(Collected data entries)
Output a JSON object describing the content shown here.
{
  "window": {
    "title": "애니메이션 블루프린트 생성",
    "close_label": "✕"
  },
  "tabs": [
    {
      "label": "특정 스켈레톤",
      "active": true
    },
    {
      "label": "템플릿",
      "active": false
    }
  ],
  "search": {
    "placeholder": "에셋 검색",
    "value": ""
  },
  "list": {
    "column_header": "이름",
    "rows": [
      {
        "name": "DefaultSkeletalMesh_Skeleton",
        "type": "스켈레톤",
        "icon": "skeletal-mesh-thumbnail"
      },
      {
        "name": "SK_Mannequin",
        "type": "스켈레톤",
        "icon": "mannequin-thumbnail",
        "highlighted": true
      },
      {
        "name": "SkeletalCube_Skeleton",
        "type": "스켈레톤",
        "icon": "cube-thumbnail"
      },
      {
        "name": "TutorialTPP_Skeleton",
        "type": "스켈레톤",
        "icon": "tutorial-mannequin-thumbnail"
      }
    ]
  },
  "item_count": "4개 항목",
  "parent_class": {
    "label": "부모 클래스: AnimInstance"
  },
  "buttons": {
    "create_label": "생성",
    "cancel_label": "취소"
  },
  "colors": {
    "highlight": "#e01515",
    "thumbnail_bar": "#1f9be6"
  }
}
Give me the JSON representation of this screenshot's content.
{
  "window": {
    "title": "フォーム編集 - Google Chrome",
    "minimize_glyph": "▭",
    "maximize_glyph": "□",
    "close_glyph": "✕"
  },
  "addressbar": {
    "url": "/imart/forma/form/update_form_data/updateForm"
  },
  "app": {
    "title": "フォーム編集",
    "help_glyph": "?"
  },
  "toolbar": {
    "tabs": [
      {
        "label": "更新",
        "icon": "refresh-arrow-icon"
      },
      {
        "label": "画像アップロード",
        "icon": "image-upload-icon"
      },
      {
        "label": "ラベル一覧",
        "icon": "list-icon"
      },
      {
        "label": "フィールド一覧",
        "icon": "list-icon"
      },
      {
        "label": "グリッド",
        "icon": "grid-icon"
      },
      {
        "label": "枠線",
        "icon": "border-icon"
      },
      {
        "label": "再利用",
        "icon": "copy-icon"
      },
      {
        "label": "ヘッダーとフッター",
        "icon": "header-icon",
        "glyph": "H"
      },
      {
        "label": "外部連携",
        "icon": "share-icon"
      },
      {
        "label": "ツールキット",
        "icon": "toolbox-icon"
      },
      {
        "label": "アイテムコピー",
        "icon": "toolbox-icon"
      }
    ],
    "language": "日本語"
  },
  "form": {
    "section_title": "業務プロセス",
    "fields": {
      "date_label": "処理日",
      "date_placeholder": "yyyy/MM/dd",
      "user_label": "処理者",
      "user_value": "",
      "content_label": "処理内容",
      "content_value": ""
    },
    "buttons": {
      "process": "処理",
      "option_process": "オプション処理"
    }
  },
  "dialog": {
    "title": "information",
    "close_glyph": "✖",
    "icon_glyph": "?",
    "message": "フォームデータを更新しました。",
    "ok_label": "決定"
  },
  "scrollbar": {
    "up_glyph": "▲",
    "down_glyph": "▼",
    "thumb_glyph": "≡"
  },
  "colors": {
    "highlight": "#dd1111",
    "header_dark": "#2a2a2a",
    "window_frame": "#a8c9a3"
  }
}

* What this task involves
Pick out the lines above containing the word "JSON", then copy them.

* Worked solution
Output a JSON object describing the content shown here.
Give me the JSON representation of this screenshot's content.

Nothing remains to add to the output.